Read the records below and copy each line that contains "Commander".

◆ MATERIAL FOR THIS TASK:
+++
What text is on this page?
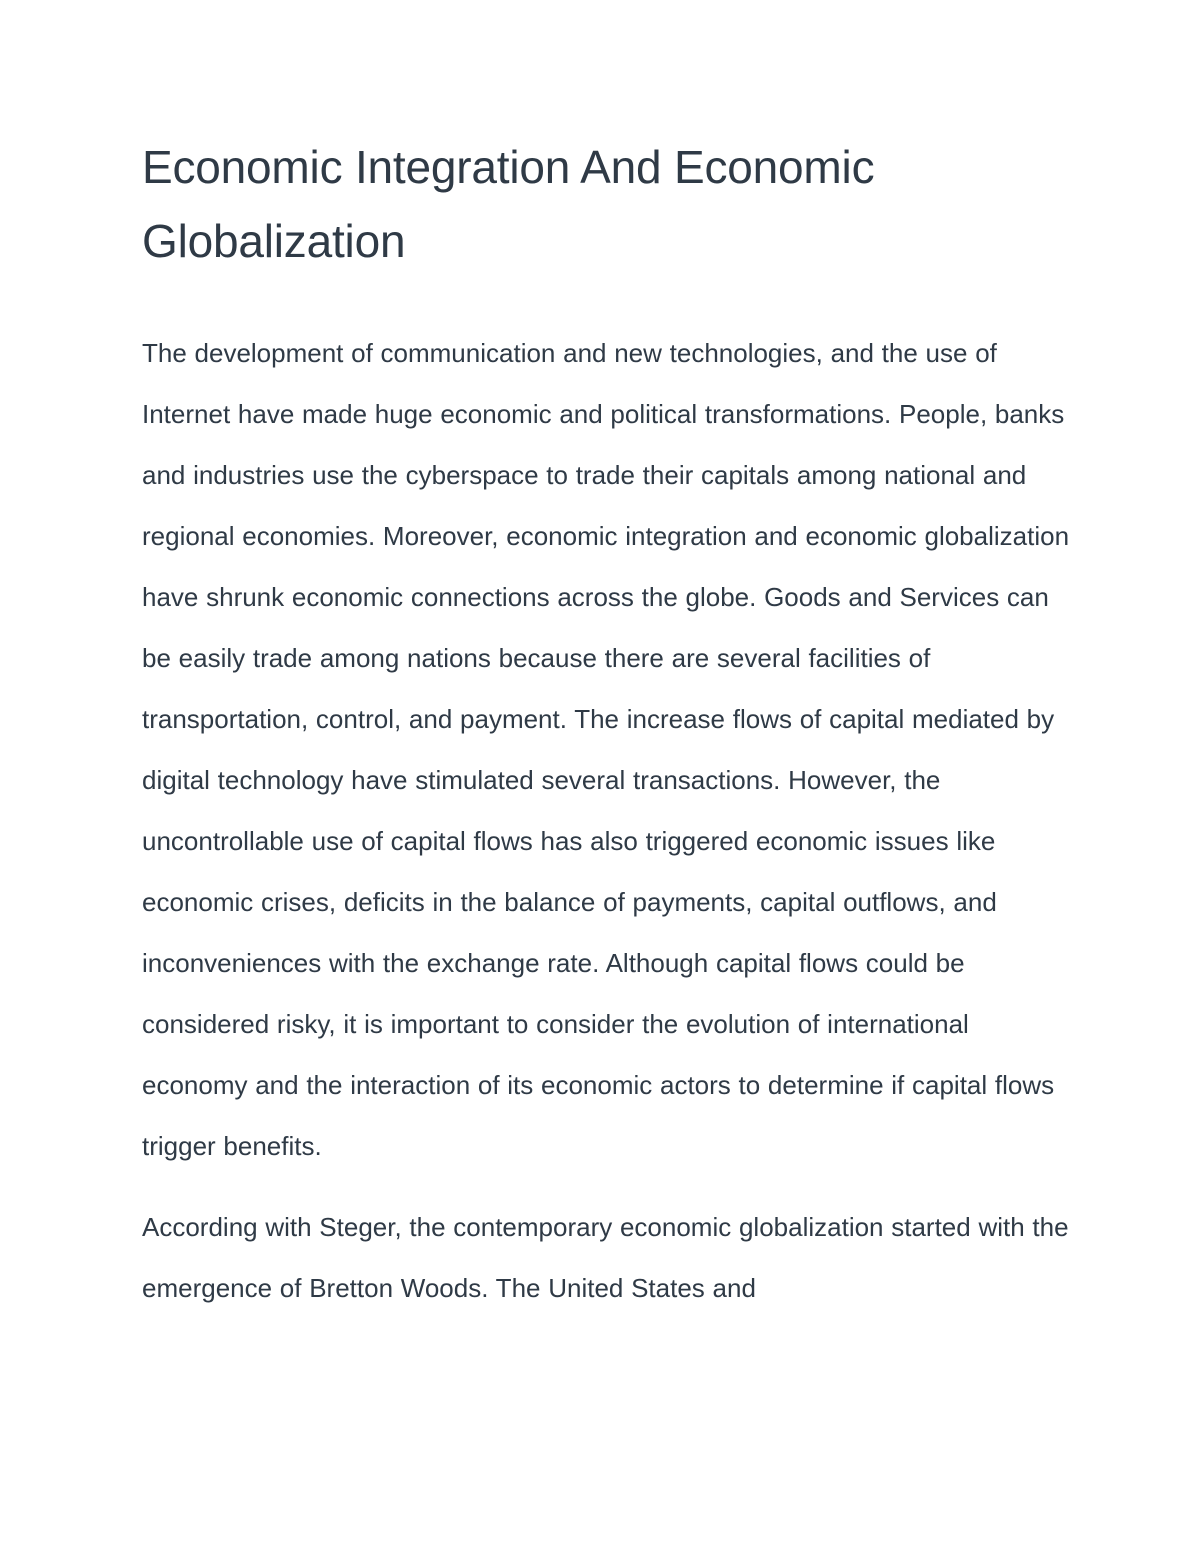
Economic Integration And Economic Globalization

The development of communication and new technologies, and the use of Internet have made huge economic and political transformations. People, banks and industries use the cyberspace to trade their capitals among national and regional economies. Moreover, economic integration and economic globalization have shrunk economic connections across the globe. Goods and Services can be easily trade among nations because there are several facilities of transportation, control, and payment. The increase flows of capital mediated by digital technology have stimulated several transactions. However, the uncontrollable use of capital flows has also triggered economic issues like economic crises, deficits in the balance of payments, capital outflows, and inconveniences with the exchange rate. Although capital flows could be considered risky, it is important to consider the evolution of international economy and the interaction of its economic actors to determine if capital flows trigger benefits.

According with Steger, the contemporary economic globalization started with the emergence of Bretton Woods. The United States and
+++
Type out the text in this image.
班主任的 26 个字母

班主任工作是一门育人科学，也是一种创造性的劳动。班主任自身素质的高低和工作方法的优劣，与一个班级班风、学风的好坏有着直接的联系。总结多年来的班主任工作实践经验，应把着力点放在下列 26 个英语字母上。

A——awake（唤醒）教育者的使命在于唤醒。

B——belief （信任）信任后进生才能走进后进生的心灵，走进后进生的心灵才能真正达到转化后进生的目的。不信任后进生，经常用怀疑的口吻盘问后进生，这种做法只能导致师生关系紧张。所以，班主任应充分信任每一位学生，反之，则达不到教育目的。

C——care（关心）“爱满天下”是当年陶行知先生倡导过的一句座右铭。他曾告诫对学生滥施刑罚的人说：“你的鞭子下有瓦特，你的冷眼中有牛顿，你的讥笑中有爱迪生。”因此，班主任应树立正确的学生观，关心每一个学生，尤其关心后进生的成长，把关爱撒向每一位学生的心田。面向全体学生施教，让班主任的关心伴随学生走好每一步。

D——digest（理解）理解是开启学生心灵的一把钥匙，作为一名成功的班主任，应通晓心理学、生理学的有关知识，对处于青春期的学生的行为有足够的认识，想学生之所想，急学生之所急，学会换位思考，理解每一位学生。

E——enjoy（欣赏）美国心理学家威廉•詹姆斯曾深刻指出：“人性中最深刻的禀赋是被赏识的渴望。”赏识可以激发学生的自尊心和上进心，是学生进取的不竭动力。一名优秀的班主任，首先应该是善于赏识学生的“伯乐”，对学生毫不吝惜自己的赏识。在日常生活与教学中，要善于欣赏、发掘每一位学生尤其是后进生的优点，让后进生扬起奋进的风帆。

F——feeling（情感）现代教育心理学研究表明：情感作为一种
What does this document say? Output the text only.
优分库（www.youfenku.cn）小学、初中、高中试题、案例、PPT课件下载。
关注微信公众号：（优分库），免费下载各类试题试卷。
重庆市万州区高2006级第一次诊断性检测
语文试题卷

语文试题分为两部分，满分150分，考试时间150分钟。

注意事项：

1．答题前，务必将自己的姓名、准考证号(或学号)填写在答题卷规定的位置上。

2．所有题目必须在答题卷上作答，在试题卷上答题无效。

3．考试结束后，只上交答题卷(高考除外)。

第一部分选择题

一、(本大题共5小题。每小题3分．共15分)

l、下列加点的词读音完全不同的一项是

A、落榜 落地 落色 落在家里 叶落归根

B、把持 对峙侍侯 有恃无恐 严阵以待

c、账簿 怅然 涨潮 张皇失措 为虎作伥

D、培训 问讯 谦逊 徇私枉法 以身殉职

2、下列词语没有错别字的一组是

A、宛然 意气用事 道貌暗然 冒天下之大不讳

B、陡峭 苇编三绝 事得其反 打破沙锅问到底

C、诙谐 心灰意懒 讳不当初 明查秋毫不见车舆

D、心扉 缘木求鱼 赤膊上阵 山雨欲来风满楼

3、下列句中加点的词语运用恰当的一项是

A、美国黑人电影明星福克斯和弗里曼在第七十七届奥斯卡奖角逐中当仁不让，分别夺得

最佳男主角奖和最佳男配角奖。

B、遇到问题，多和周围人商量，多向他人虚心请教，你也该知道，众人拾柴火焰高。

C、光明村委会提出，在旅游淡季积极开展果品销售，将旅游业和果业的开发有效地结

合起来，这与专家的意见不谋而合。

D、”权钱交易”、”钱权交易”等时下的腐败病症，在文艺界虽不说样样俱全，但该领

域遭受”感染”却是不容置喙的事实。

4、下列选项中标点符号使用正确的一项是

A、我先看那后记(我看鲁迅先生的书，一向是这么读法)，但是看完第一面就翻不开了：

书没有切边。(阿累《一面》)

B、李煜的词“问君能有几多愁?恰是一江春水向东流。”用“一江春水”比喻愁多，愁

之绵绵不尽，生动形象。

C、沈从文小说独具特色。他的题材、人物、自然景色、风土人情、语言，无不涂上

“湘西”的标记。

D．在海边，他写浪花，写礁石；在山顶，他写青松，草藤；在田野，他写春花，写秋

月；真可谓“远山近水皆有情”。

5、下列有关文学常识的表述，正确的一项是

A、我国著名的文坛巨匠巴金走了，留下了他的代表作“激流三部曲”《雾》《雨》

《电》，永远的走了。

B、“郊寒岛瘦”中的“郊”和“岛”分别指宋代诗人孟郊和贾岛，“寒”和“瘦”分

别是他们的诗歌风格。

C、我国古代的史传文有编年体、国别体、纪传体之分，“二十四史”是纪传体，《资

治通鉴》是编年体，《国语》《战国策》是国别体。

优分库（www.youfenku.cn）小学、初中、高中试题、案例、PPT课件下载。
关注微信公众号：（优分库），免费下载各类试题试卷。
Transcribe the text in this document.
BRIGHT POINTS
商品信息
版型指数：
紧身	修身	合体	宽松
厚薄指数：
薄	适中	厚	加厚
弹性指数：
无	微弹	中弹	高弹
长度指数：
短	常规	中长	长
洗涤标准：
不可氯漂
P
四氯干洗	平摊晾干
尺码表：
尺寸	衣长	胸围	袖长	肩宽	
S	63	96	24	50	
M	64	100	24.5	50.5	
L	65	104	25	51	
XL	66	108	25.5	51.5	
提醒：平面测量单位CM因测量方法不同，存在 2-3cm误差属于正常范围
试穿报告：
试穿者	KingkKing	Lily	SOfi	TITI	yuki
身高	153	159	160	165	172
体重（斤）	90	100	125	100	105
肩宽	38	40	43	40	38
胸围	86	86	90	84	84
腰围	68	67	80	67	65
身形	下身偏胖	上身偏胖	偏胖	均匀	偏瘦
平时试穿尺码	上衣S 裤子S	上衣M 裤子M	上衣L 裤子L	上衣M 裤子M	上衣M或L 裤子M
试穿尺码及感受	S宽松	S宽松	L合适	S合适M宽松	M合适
+++
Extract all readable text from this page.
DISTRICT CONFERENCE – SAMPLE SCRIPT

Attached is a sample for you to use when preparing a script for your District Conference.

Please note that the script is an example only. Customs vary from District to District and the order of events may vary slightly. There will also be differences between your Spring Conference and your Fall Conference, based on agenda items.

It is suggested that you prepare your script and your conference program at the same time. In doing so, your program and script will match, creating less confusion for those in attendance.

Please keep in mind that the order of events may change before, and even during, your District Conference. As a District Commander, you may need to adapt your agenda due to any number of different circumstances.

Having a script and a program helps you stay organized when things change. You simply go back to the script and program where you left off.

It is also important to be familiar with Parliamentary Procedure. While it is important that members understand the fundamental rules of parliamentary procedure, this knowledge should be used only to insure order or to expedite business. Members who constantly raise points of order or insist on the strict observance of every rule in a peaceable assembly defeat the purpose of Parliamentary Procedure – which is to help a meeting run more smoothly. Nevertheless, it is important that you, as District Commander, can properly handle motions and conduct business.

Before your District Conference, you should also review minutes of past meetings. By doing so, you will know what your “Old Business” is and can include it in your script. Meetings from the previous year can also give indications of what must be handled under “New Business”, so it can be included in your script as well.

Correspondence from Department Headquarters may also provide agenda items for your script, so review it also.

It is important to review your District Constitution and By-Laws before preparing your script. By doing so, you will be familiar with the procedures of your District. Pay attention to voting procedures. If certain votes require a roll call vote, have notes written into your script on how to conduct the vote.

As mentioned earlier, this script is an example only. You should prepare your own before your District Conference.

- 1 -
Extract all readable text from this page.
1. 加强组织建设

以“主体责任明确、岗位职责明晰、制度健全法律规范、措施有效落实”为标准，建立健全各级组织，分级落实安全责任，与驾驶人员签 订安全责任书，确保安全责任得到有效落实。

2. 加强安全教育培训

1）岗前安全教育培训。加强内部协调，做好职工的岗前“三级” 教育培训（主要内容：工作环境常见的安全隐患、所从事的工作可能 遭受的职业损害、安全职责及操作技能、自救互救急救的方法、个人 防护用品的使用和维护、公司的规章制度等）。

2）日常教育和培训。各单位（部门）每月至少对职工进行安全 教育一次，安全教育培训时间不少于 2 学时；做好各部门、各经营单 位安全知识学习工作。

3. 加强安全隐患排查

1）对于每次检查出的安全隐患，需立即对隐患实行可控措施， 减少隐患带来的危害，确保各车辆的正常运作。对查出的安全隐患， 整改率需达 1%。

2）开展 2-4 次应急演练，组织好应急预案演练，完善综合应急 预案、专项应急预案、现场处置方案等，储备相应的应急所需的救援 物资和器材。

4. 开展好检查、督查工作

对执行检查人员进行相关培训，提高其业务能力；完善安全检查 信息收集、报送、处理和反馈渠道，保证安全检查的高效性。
+++
◆ CORRECT RESULT:
Please keep in mind that the order of events may change before, and even during, your District Conference. As a District Commander, you may need to adapt your agenda due to any number of different circumstances.
It is also important to be familiar with Parliamentary Procedure. While it is important that members understand the fundamental rules of parliamentary procedure, this knowledge should be used only to insure order or to expedite business. Members who constantly raise points of order or insist on the strict observance of every rule in a peaceable assembly defeat the purpose of Parliamentary Procedure – which is to help a meeting run more smoothly. Nevertheless, it is important that you, as District Commander, can properly handle motions and conduct business.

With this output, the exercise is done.